::: INFORMATION GIVEN

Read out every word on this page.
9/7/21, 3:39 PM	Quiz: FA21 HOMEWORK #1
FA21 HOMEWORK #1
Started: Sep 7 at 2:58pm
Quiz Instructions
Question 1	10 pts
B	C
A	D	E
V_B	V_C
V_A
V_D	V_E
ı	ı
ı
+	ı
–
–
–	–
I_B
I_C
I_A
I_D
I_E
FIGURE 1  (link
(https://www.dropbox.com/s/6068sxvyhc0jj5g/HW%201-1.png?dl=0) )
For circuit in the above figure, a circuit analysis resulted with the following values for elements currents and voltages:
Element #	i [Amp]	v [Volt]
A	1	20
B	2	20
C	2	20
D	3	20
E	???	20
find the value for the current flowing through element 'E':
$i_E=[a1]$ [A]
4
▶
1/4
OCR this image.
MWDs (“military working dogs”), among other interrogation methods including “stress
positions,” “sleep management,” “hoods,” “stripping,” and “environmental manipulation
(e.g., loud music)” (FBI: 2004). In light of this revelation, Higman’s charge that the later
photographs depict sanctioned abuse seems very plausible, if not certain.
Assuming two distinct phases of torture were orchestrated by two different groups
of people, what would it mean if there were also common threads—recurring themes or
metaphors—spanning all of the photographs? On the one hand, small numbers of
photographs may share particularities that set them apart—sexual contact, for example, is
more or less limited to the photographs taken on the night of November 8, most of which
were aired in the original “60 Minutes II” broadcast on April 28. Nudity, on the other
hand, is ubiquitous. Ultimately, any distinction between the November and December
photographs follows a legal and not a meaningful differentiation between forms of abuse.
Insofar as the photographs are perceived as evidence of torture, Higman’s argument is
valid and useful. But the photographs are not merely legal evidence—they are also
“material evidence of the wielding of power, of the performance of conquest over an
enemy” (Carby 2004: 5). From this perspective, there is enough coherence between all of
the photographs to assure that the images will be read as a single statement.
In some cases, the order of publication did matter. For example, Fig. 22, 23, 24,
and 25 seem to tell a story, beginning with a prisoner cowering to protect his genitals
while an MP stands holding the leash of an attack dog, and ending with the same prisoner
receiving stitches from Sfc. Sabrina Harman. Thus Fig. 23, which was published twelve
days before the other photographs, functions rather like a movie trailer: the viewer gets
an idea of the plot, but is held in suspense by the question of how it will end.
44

::::::

Identify each line in the entries with the word "between" and copy it.

hand, is ubiquitous. Ultimately, any distinction between the November and December
photographs follows a legal and not a meaningful differentiation between forms of abuse.
enemy” (Carby 2004: 5). From this perspective, there is enough coherence between all of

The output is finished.